* begin *

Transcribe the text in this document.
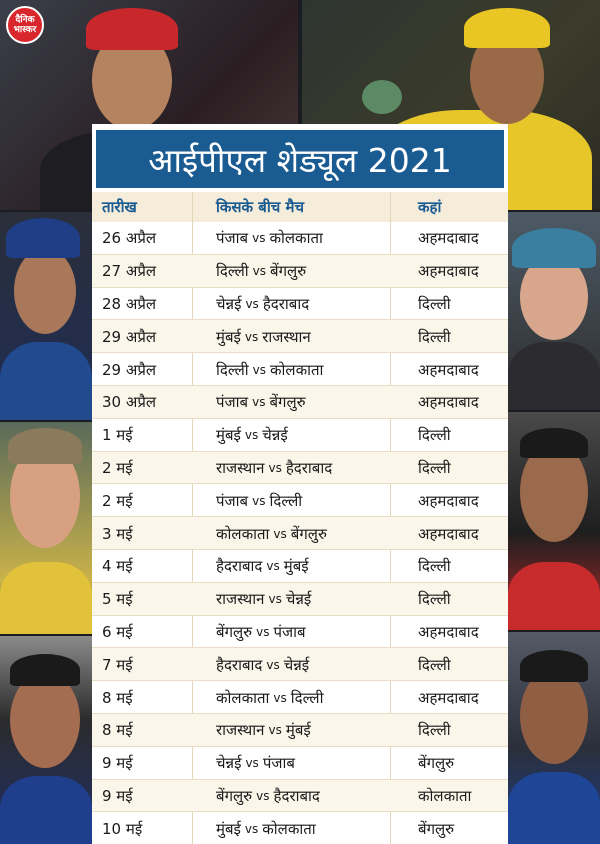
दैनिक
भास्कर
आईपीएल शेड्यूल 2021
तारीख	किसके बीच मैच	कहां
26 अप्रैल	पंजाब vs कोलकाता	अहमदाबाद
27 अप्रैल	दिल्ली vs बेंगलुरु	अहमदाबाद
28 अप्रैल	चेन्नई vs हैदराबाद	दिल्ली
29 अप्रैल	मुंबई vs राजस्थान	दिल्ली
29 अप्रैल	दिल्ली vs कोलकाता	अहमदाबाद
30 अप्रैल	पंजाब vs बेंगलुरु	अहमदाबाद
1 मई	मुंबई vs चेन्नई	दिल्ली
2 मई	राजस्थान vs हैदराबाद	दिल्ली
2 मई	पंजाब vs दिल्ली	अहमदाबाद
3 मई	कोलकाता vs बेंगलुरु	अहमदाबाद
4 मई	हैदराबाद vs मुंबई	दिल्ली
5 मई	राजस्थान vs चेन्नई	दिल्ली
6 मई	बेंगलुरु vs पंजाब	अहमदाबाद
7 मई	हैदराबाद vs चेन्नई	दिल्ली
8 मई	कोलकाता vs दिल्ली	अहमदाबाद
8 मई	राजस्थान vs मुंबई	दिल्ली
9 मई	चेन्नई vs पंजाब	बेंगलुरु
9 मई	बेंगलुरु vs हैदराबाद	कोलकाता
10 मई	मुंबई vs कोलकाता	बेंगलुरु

* end *

• _Task instructions_: Copy every record above exactly as written, but leave out the pictures.

• _Full response_:
Transcribe the text in this document.
दैनिक
भास्कर
आईपीएल शेड्यूल 2021
तारीख	किसके बीच मैच	कहां
26 अप्रैल	पंजाब vs कोलकाता	अहमदाबाद
27 अप्रैल	दिल्ली vs बेंगलुरु	अहमदाबाद
28 अप्रैल	चेन्नई vs हैदराबाद	दिल्ली
29 अप्रैल	मुंबई vs राजस्थान	दिल्ली
29 अप्रैल	दिल्ली vs कोलकाता	अहमदाबाद
30 अप्रैल	पंजाब vs बेंगलुरु	अहमदाबाद
1 मई	मुंबई vs चेन्नई	दिल्ली
2 मई	राजस्थान vs हैदराबाद	दिल्ली
2 मई	पंजाब vs दिल्ली	अहमदाबाद
3 मई	कोलकाता vs बेंगलुरु	अहमदाबाद
4 मई	हैदराबाद vs मुंबई	दिल्ली
5 मई	राजस्थान vs चेन्नई	दिल्ली
6 मई	बेंगलुरु vs पंजाब	अहमदाबाद
7 मई	हैदराबाद vs चेन्नई	दिल्ली
8 मई	कोलकाता vs दिल्ली	अहमदाबाद
8 मई	राजस्थान vs मुंबई	दिल्ली
9 मई	चेन्नई vs पंजाब	बेंगलुरु
9 मई	बेंगलुरु vs हैदराबाद	कोलकाता
10 मई	मुंबई vs कोलकाता	बेंगलुरु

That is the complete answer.